Take every line where the string "ffffff" appears and copy it.

→ **Source data**:
----------

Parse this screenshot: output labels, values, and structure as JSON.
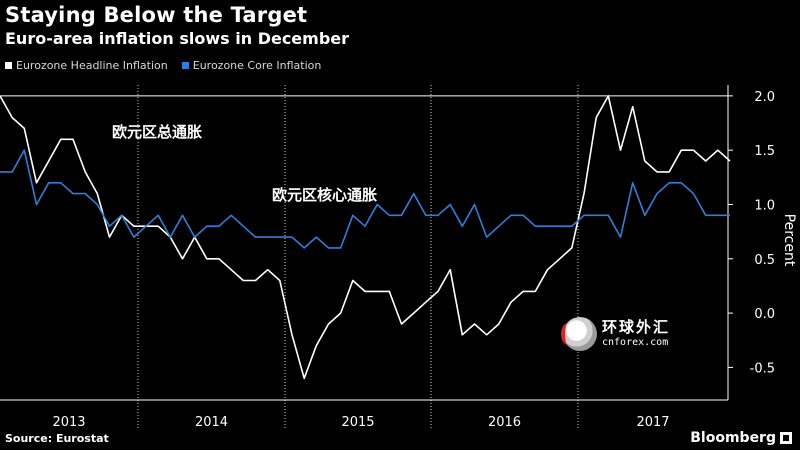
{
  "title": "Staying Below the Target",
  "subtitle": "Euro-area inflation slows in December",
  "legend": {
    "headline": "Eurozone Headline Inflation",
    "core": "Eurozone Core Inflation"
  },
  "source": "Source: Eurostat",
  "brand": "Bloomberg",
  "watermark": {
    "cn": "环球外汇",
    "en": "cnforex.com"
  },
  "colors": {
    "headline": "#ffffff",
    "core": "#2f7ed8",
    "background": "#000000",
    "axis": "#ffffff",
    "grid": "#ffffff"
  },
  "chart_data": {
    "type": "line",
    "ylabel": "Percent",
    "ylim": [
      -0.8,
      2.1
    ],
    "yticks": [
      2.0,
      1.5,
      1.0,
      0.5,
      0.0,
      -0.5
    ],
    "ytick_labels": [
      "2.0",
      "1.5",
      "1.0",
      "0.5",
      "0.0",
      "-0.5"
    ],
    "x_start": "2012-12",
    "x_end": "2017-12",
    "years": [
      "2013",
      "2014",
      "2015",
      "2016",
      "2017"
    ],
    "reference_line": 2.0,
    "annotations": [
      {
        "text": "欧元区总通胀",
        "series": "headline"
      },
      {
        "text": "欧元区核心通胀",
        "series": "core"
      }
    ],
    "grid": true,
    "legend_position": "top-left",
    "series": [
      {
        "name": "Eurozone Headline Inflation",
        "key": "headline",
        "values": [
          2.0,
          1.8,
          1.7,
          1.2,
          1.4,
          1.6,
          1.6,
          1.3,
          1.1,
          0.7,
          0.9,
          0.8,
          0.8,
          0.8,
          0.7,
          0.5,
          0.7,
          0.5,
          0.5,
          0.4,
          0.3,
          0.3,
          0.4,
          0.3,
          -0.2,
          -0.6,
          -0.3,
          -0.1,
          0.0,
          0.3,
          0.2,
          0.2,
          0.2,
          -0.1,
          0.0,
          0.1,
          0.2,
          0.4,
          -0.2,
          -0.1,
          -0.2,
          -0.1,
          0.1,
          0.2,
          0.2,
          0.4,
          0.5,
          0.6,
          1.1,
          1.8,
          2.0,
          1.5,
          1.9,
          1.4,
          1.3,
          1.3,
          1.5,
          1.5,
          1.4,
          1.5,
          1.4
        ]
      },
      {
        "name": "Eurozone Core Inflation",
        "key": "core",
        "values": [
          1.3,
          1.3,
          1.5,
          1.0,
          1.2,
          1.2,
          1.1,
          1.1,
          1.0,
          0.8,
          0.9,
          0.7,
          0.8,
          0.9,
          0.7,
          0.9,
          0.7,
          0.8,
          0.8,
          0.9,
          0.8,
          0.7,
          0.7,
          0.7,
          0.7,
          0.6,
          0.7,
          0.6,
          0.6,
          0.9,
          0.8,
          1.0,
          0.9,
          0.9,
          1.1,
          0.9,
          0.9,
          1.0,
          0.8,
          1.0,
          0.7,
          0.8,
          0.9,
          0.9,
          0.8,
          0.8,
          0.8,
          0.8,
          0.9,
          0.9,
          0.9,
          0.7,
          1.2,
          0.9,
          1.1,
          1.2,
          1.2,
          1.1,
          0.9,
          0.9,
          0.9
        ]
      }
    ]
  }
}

----------

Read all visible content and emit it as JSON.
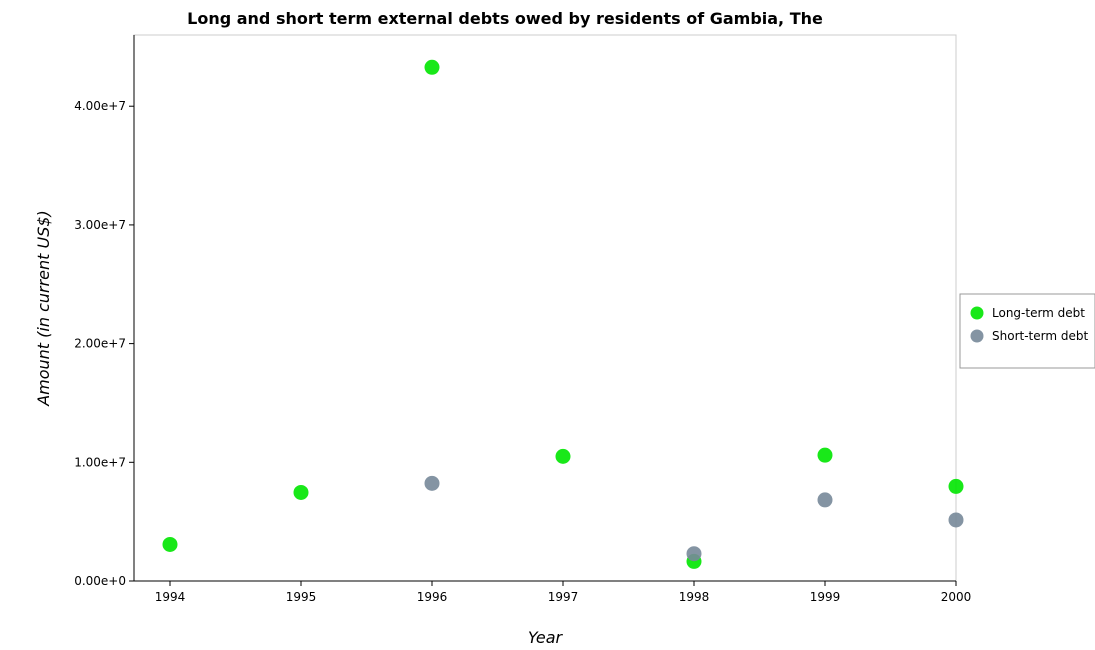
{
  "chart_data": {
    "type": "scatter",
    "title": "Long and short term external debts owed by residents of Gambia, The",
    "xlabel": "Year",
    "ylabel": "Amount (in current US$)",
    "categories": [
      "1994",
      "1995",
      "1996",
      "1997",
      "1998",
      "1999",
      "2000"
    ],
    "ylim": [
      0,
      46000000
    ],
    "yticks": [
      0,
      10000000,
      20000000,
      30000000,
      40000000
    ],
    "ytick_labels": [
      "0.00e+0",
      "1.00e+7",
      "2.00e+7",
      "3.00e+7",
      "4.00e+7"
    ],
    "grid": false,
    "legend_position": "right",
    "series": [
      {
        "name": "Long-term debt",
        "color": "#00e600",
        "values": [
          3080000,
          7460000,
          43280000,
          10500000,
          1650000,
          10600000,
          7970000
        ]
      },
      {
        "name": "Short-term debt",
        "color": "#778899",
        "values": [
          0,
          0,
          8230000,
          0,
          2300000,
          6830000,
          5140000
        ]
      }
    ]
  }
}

----------

→ **Solution**:
    "headline": "#ffffff",
    "axis": "#ffffff",
    "grid": "#ffffff"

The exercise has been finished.